- INSTRUCTION: Omit the pictures from the entries below and retype everything else exactly.
[begin RECORDS FOR THE EXERCISE]
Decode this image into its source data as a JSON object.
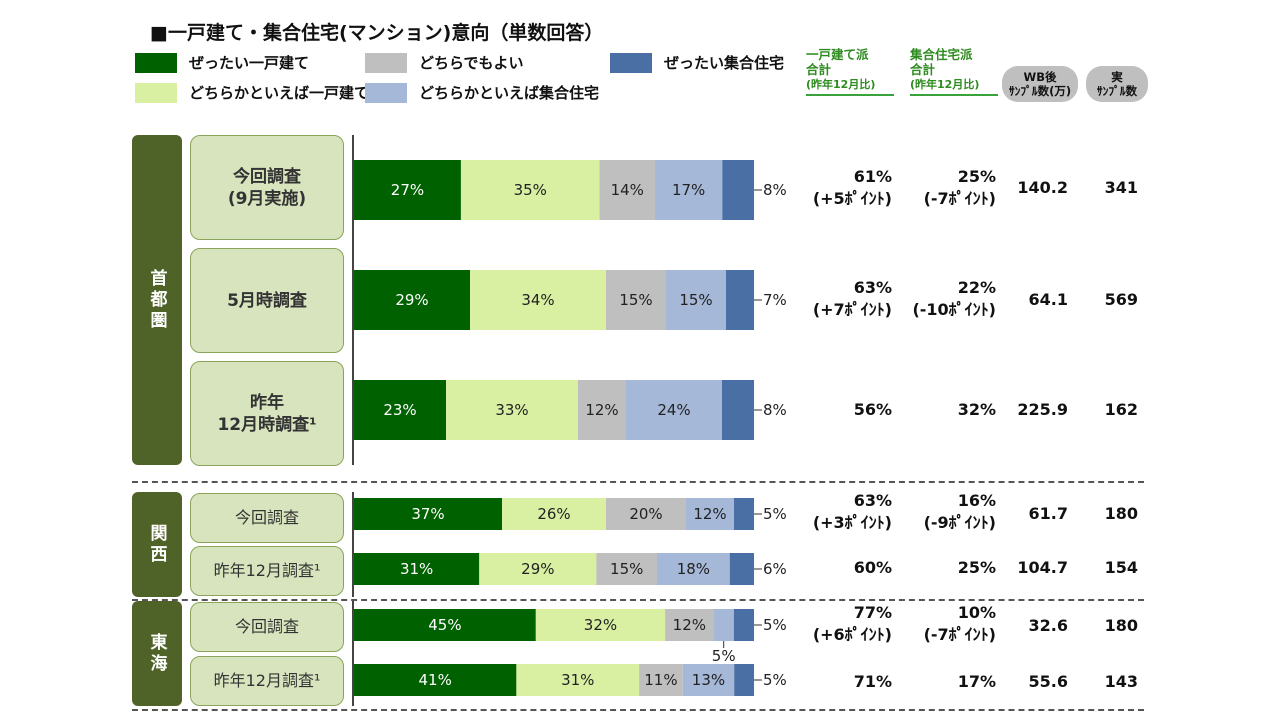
{
  "title": "■一戸建て・集合住宅(マンション)意向（単数回答）",
  "legend": [
    {
      "label": "ぜったい一戸建て",
      "color": "#006100"
    },
    {
      "label": "どちらでもよい",
      "color": "#bfbfbf"
    },
    {
      "label": "ぜったい集合住宅",
      "color": "#4a6fa5"
    },
    {
      "label": "どちらかといえば一戸建て",
      "color": "#d9f0a3"
    },
    {
      "label": "どちらかといえば集合住宅",
      "color": "#a5b8d8"
    }
  ],
  "columns": {
    "house": {
      "line1": "一戸建て派",
      "line2": "合計",
      "line3": "(昨年12月比)"
    },
    "apartment": {
      "line1": "集合住宅派",
      "line2": "合計",
      "line3": "(昨年12月比)"
    },
    "wb": {
      "line1": "WB後",
      "line2": "ｻﾝﾌﾟﾙ数(万)"
    },
    "real": {
      "line1": "実",
      "line2": "ｻﾝﾌﾟﾙ数"
    }
  },
  "regions": [
    {
      "name": "首都圏"
    },
    {
      "name": "関西"
    },
    {
      "name": "東海"
    }
  ],
  "chart_data": {
    "type": "bar",
    "orientation": "horizontal-stacked-100",
    "xlim": [
      0,
      100
    ],
    "series_names": [
      "ぜったい一戸建て",
      "どちらかといえば一戸建て",
      "どちらでもよい",
      "どちらかといえば集合住宅",
      "ぜったい集合住宅"
    ],
    "colors": [
      "#006100",
      "#d9f0a3",
      "#bfbfbf",
      "#a5b8d8",
      "#4a6fa5"
    ],
    "rows": [
      {
        "region": 0,
        "label": "今回調査\n(9月実施)",
        "values": [
          27,
          35,
          14,
          17,
          8
        ],
        "labels": [
          "27%",
          "35%",
          "14%",
          "17%",
          "8%"
        ],
        "house": "61%\n(+5ﾎﾟｲﾝﾄ)",
        "apartment": "25%\n(-7ﾎﾟｲﾝﾄ)",
        "wb": "140.2",
        "real": "341"
      },
      {
        "region": 0,
        "label": "5月時調査",
        "values": [
          29,
          34,
          15,
          15,
          7
        ],
        "labels": [
          "29%",
          "34%",
          "15%",
          "15%",
          "7%"
        ],
        "house": "63%\n(+7ﾎﾟｲﾝﾄ)",
        "apartment": "22%\n(-10ﾎﾟｲﾝﾄ)",
        "wb": "64.1",
        "real": "569"
      },
      {
        "region": 0,
        "label": "昨年\n12月時調査¹",
        "values": [
          23,
          33,
          12,
          24,
          8
        ],
        "labels": [
          "23%",
          "33%",
          "12%",
          "24%",
          "8%"
        ],
        "house": "56%",
        "apartment": "32%",
        "wb": "225.9",
        "real": "162"
      },
      {
        "region": 1,
        "label": "今回調査",
        "values": [
          37,
          26,
          20,
          12,
          5
        ],
        "labels": [
          "37%",
          "26%",
          "20%",
          "12%",
          "5%"
        ],
        "house": "63%\n(+3ﾎﾟｲﾝﾄ)",
        "apartment": "16%\n(-9ﾎﾟｲﾝﾄ)",
        "wb": "61.7",
        "real": "180"
      },
      {
        "region": 1,
        "label": "昨年12月調査¹",
        "values": [
          31,
          29,
          15,
          18,
          6
        ],
        "labels": [
          "31%",
          "29%",
          "15%",
          "18%",
          "6%"
        ],
        "house": "60%",
        "apartment": "25%",
        "wb": "104.7",
        "real": "154"
      },
      {
        "region": 2,
        "label": "今回調査",
        "values": [
          45,
          32,
          12,
          5,
          5
        ],
        "labels": [
          "45%",
          "32%",
          "12%",
          "5%",
          "5%"
        ],
        "house": "77%\n(+6ﾎﾟｲﾝﾄ)",
        "apartment": "10%\n(-7ﾎﾟｲﾝﾄ)",
        "wb": "32.6",
        "real": "180"
      },
      {
        "region": 2,
        "label": "昨年12月調査¹",
        "values": [
          41,
          31,
          11,
          13,
          5
        ],
        "labels": [
          "41%",
          "31%",
          "11%",
          "13%",
          "5%"
        ],
        "house": "71%",
        "apartment": "17%",
        "wb": "55.6",
        "real": "143"
      }
    ]
  }
}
[end RECORDS FOR THE EXERCISE]
- TASK ANSWER:
Decode this image into its source data as a JSON object.
{
  "title": "■一戸建て・集合住宅(マンション)意向（単数回答）",
  "legend": [
    {
      "label": "ぜったい一戸建て",
      "color": "#006100"
    },
    {
      "label": "どちらでもよい",
      "color": "#bfbfbf"
    },
    {
      "label": "ぜったい集合住宅",
      "color": "#4a6fa5"
    },
    {
      "label": "どちらかといえば一戸建て",
      "color": "#d9f0a3"
    },
    {
      "label": "どちらかといえば集合住宅",
      "color": "#a5b8d8"
    }
  ],
  "columns": {
    "house": {
      "line1": "一戸建て派",
      "line2": "合計",
      "line3": "(昨年12月比)"
    },
    "apartment": {
      "line1": "集合住宅派",
      "line2": "合計",
      "line3": "(昨年12月比)"
    },
    "wb": {
      "line1": "WB後",
      "line2": "ｻﾝﾌﾟﾙ数(万)"
    },
    "real": {
      "line1": "実",
      "line2": "ｻﾝﾌﾟﾙ数"
    }
  },
  "regions": [
    {
      "name": "首都圏"
    },
    {
      "name": "関西"
    },
    {
      "name": "東海"
    }
  ],
  "chart_data": {
    "type": "bar",
    "orientation": "horizontal-stacked-100",
    "xlim": [
      0,
      100
    ],
    "series_names": [
      "ぜったい一戸建て",
      "どちらかといえば一戸建て",
      "どちらでもよい",
      "どちらかといえば集合住宅",
      "ぜったい集合住宅"
    ],
    "colors": [
      "#006100",
      "#d9f0a3",
      "#bfbfbf",
      "#a5b8d8",
      "#4a6fa5"
    ],
    "rows": [
      {
        "region": 0,
        "label": "今回調査\n(9月実施)",
        "values": [
          27,
          35,
          14,
          17,
          8
        ],
        "labels": [
          "27%",
          "35%",
          "14%",
          "17%",
          "8%"
        ],
        "house": "61%\n(+5ﾎﾟｲﾝﾄ)",
        "apartment": "25%\n(-7ﾎﾟｲﾝﾄ)",
        "wb": "140.2",
        "real": "341"
      },
      {
        "region": 0,
        "label": "5月時調査",
        "values": [
          29,
          34,
          15,
          15,
          7
        ],
        "labels": [
          "29%",
          "34%",
          "15%",
          "15%",
          "7%"
        ],
        "house": "63%\n(+7ﾎﾟｲﾝﾄ)",
        "apartment": "22%\n(-10ﾎﾟｲﾝﾄ)",
        "wb": "64.1",
        "real": "569"
      },
      {
        "region": 0,
        "label": "昨年\n12月時調査¹",
        "values": [
          23,
          33,
          12,
          24,
          8
        ],
        "labels": [
          "23%",
          "33%",
          "12%",
          "24%",
          "8%"
        ],
        "house": "56%",
        "apartment": "32%",
        "wb": "225.9",
        "real": "162"
      },
      {
        "region": 1,
        "label": "今回調査",
        "values": [
          37,
          26,
          20,
          12,
          5
        ],
        "labels": [
          "37%",
          "26%",
          "20%",
          "12%",
          "5%"
        ],
        "house": "63%\n(+3ﾎﾟｲﾝﾄ)",
        "apartment": "16%\n(-9ﾎﾟｲﾝﾄ)",
        "wb": "61.7",
        "real": "180"
      },
      {
        "region": 1,
        "label": "昨年12月調査¹",
        "values": [
          31,
          29,
          15,
          18,
          6
        ],
        "labels": [
          "31%",
          "29%",
          "15%",
          "18%",
          "6%"
        ],
        "house": "60%",
        "apartment": "25%",
        "wb": "104.7",
        "real": "154"
      },
      {
        "region": 2,
        "label": "今回調査",
        "values": [
          45,
          32,
          12,
          5,
          5
        ],
        "labels": [
          "45%",
          "32%",
          "12%",
          "5%",
          "5%"
        ],
        "house": "77%\n(+6ﾎﾟｲﾝﾄ)",
        "apartment": "10%\n(-7ﾎﾟｲﾝﾄ)",
        "wb": "32.6",
        "real": "180"
      },
      {
        "region": 2,
        "label": "昨年12月調査¹",
        "values": [
          41,
          31,
          11,
          13,
          5
        ],
        "labels": [
          "41%",
          "31%",
          "11%",
          "13%",
          "5%"
        ],
        "house": "71%",
        "apartment": "17%",
        "wb": "55.6",
        "real": "143"
      }
    ]
  }
}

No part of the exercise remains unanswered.